**PROBLEM DESCRIPTION**.
Using the material below, copy every line where "community" appears.

**RECORDS SHOWN**.
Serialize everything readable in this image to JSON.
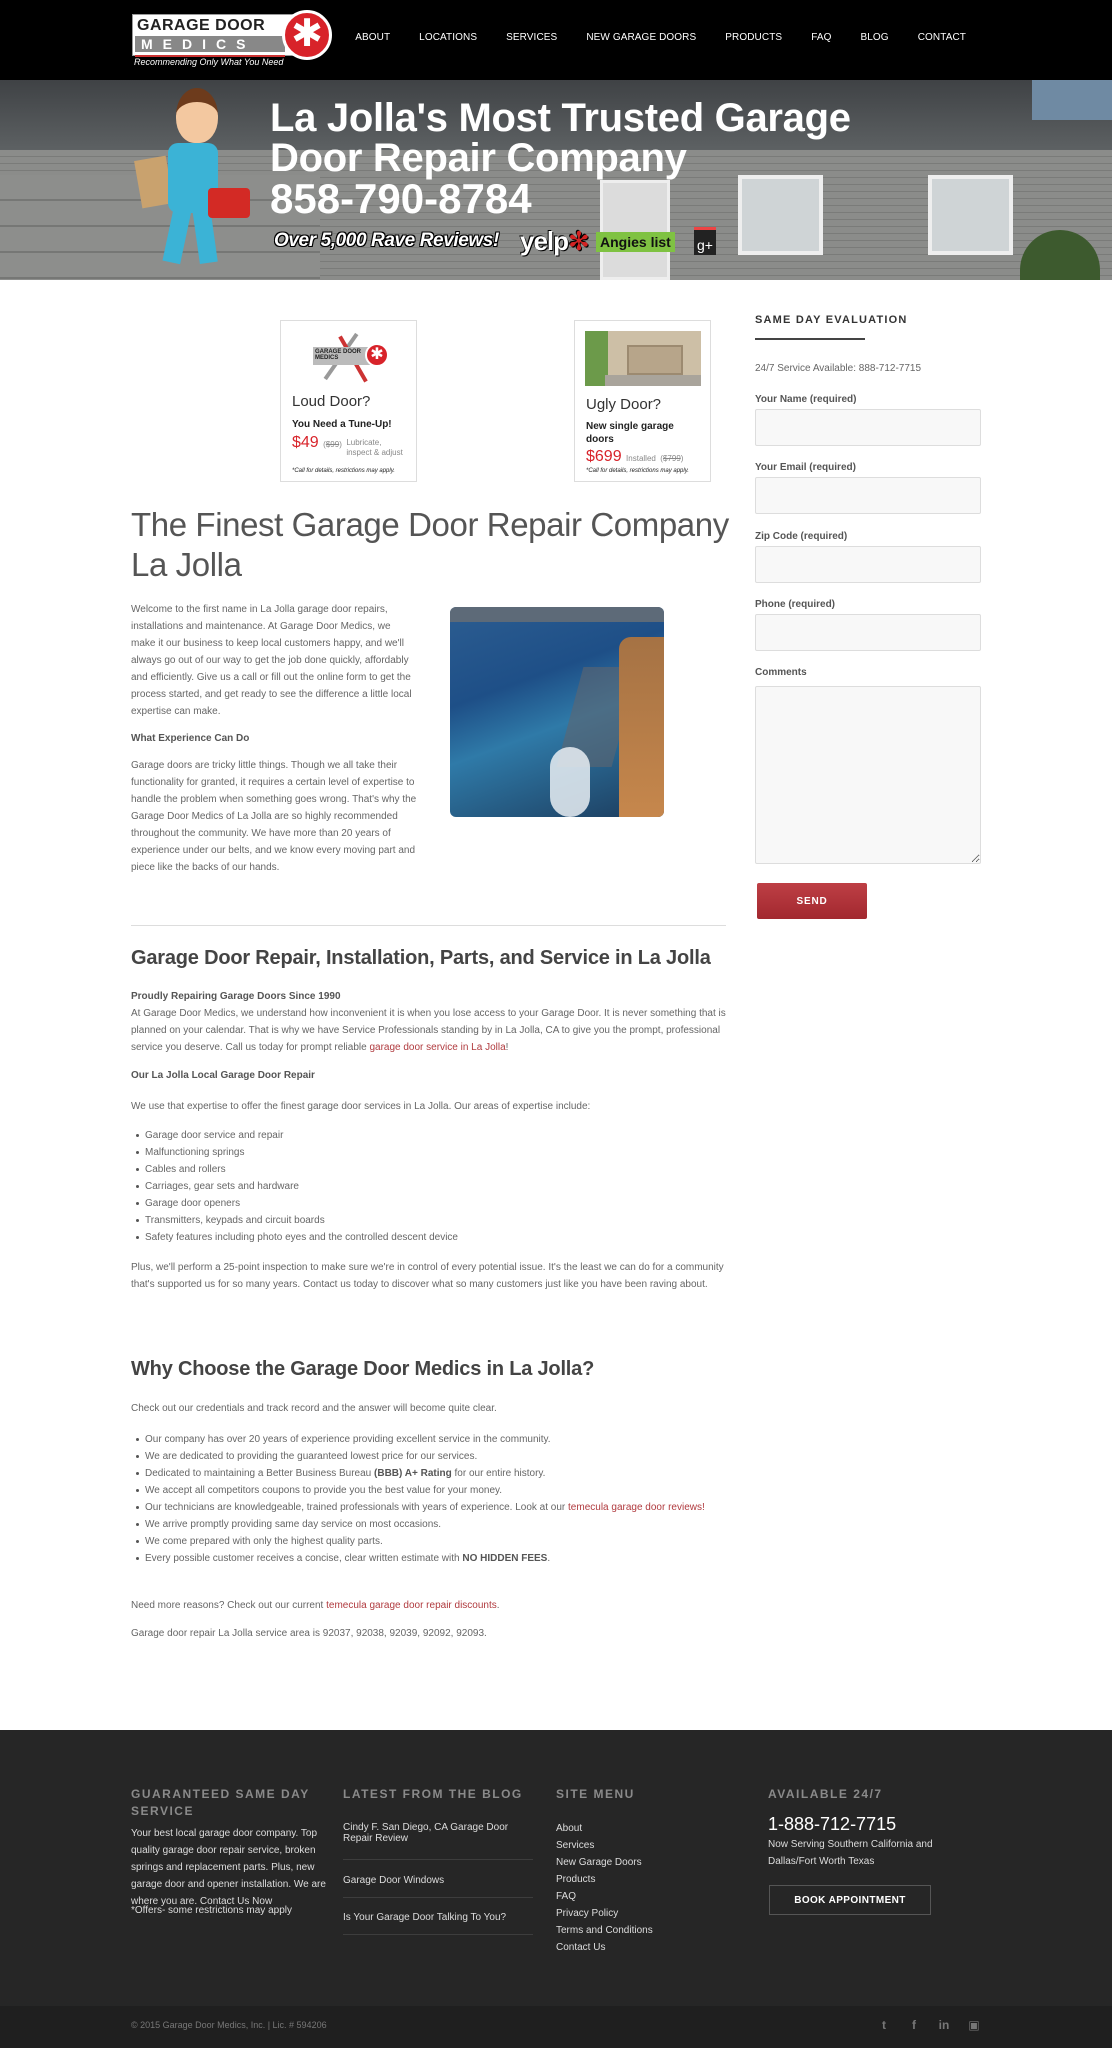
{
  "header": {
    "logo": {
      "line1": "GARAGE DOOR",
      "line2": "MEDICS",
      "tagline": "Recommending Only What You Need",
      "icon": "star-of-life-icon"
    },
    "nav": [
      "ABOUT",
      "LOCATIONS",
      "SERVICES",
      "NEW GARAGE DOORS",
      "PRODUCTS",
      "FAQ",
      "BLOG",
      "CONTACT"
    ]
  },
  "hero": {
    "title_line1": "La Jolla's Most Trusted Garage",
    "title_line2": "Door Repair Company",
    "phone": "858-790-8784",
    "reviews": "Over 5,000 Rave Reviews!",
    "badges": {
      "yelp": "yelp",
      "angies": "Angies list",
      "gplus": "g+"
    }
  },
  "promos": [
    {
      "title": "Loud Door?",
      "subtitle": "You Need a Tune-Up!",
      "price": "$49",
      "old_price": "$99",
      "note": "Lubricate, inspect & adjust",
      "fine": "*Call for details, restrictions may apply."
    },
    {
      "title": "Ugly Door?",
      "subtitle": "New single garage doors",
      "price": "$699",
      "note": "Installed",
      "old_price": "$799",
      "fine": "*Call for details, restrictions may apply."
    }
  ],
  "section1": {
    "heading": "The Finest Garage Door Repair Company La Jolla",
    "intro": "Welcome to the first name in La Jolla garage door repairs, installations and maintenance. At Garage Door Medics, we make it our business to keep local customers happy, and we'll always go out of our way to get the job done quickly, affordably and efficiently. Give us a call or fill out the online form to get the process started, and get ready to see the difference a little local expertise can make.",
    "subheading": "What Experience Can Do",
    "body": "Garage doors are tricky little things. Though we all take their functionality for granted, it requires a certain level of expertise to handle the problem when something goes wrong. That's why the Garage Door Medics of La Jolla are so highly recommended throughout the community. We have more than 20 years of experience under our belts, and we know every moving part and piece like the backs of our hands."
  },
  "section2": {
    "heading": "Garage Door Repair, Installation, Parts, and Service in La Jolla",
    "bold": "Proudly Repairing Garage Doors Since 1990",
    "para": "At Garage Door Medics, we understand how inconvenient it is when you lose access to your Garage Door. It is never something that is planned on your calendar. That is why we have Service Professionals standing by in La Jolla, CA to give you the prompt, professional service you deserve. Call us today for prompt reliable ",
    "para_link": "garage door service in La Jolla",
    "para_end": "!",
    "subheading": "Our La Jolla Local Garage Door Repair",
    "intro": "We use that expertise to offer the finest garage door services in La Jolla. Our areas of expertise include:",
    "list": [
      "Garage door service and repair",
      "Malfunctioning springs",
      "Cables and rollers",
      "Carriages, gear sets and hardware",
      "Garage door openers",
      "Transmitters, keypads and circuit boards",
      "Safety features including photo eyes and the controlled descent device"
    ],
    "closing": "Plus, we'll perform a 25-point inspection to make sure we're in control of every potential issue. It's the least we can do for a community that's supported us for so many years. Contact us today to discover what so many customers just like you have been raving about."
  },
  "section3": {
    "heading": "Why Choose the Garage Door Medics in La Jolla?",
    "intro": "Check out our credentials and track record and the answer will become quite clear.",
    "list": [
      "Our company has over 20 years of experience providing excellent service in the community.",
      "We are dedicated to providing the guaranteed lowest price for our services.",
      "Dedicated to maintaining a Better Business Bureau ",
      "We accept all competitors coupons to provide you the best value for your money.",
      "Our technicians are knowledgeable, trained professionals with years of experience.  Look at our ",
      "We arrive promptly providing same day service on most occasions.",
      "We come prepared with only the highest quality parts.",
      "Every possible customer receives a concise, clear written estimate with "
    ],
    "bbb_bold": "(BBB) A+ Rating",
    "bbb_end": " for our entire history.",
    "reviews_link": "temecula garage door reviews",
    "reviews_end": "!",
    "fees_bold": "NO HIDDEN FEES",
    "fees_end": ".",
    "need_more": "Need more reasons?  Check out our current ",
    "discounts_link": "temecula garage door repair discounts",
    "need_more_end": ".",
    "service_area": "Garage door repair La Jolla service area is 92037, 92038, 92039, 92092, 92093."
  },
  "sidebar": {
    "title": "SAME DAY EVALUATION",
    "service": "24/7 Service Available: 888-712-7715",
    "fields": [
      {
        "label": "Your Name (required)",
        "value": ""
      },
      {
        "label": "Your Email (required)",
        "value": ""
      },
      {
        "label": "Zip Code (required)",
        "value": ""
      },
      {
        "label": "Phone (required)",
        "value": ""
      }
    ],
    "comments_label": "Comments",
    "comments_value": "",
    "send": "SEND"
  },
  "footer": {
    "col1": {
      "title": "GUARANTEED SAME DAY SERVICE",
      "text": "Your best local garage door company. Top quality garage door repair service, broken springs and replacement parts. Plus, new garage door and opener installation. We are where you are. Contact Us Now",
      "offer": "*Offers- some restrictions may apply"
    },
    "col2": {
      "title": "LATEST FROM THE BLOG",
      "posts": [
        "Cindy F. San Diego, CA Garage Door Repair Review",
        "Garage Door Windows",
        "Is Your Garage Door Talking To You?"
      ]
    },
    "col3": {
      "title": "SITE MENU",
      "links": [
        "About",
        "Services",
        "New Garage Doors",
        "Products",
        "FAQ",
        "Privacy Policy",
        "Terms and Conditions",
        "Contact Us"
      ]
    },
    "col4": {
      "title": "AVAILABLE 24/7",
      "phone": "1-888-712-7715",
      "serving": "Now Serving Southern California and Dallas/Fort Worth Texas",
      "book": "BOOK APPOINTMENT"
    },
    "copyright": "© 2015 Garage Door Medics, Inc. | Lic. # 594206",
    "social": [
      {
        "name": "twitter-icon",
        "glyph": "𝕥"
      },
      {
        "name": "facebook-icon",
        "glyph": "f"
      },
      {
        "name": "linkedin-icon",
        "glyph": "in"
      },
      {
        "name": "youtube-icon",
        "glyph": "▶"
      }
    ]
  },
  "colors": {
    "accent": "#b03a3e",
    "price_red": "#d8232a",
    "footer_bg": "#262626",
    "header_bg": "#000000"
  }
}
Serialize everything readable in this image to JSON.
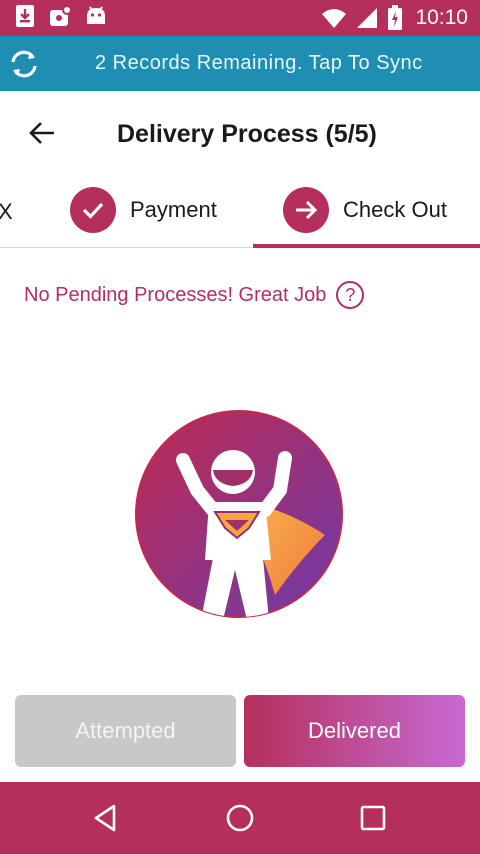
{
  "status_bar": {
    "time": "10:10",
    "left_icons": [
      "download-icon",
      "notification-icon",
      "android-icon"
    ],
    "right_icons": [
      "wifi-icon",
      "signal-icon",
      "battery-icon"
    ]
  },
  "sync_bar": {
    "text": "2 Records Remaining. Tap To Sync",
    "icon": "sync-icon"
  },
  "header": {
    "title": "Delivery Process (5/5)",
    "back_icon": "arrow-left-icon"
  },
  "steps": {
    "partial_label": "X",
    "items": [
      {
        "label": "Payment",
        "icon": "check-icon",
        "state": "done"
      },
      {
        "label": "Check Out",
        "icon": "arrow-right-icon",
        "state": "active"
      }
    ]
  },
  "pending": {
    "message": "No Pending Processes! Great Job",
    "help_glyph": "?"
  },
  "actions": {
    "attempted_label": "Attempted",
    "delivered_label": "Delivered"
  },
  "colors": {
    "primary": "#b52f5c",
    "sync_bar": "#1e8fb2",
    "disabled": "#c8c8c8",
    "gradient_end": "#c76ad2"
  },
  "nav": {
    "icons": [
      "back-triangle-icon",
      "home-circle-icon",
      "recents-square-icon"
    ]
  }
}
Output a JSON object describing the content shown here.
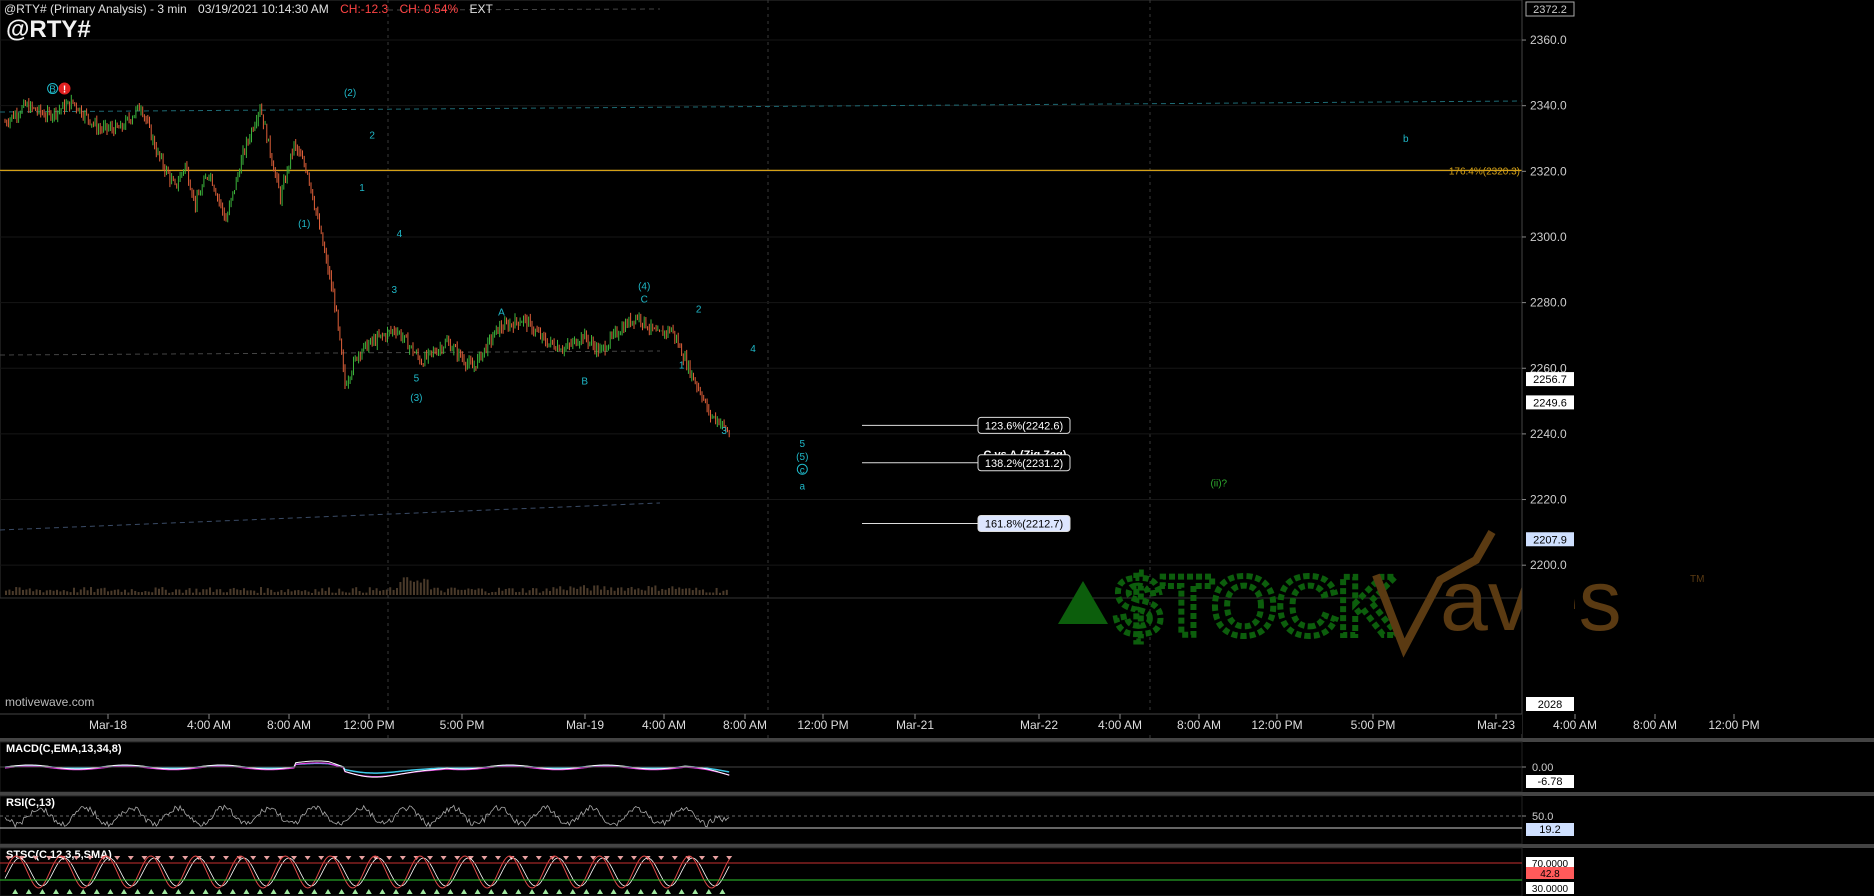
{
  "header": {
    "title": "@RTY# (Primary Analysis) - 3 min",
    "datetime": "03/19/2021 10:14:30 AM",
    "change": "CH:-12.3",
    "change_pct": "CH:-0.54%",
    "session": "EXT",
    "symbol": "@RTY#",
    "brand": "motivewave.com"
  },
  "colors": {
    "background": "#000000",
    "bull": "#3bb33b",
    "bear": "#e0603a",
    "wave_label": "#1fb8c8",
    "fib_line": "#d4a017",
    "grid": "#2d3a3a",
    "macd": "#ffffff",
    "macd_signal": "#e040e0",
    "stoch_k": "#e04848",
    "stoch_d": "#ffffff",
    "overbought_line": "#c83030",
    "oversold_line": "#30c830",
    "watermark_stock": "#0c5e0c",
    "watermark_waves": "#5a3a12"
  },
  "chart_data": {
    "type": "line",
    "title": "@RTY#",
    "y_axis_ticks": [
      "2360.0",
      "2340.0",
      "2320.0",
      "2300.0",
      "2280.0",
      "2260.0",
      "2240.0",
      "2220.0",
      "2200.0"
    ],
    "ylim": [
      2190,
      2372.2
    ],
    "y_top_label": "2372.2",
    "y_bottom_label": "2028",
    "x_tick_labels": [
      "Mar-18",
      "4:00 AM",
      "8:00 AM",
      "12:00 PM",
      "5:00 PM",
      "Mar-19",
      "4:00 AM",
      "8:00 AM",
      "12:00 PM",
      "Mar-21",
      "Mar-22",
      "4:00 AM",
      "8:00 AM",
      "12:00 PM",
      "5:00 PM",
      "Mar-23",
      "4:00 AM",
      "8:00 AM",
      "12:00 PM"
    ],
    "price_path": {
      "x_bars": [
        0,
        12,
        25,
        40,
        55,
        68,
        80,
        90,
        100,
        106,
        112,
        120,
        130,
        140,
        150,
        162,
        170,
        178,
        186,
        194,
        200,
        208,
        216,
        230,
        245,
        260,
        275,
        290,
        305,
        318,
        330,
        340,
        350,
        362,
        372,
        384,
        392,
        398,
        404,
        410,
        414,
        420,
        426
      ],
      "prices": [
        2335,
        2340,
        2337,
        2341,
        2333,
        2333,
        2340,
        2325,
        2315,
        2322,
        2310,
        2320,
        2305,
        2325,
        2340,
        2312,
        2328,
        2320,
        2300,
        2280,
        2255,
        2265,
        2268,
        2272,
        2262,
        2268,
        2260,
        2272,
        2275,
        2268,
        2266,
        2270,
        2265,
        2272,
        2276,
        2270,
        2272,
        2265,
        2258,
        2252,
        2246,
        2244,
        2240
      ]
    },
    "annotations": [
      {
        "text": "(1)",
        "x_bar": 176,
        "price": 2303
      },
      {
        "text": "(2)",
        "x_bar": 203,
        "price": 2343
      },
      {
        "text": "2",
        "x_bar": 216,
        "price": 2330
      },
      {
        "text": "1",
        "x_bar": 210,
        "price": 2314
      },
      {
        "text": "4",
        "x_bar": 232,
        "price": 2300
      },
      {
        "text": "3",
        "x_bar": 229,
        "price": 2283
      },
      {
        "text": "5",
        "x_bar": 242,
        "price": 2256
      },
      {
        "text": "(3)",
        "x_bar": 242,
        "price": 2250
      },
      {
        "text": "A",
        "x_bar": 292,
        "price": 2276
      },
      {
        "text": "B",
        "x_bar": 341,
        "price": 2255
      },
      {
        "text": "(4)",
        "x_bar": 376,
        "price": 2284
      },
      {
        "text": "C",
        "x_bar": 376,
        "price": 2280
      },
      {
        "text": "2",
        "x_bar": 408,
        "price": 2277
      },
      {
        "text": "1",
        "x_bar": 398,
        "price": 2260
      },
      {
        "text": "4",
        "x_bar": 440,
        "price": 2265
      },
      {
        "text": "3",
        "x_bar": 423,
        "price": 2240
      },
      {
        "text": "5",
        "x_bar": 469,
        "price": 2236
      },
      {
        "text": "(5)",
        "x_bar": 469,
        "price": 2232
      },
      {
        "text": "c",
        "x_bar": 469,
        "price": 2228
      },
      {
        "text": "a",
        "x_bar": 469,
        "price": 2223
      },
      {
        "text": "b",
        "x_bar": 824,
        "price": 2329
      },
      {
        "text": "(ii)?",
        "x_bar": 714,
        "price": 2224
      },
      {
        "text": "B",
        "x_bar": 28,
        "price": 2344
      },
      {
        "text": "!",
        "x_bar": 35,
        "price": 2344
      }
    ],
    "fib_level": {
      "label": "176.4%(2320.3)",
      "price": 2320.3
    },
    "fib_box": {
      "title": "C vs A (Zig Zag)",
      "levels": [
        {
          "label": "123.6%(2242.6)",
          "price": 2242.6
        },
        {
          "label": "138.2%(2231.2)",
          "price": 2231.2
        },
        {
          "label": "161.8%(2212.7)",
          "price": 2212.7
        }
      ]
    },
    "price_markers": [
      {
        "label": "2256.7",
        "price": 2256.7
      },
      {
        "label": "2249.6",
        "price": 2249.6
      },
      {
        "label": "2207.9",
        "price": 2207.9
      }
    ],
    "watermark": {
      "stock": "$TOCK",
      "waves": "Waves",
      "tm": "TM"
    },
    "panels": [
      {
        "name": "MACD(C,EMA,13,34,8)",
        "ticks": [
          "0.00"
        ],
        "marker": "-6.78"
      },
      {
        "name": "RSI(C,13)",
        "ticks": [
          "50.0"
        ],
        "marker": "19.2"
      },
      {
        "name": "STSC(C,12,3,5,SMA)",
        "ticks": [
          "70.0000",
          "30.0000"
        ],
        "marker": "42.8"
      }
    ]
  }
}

**OUTPUT BELOW**.
    "body": "Garage doors are tricky little things. Though we all take their functionality for granted, it requires a certain level of expertise to handle the problem when something goes wrong. That's why the Garage Door Medics of La Jolla are so highly recommended throughout the community. We have more than 20 years of experience under our belts, and we know every moving part and piece like the backs of our hands."
    "closing": "Plus, we'll perform a 25-point inspection to make sure we're in control of every potential issue. It's the least we can do for a community that's supported us for so many years. Contact us today to discover what so many customers just like you have been raving about."
      "Our company has over 20 years of experience providing excellent service in the community.",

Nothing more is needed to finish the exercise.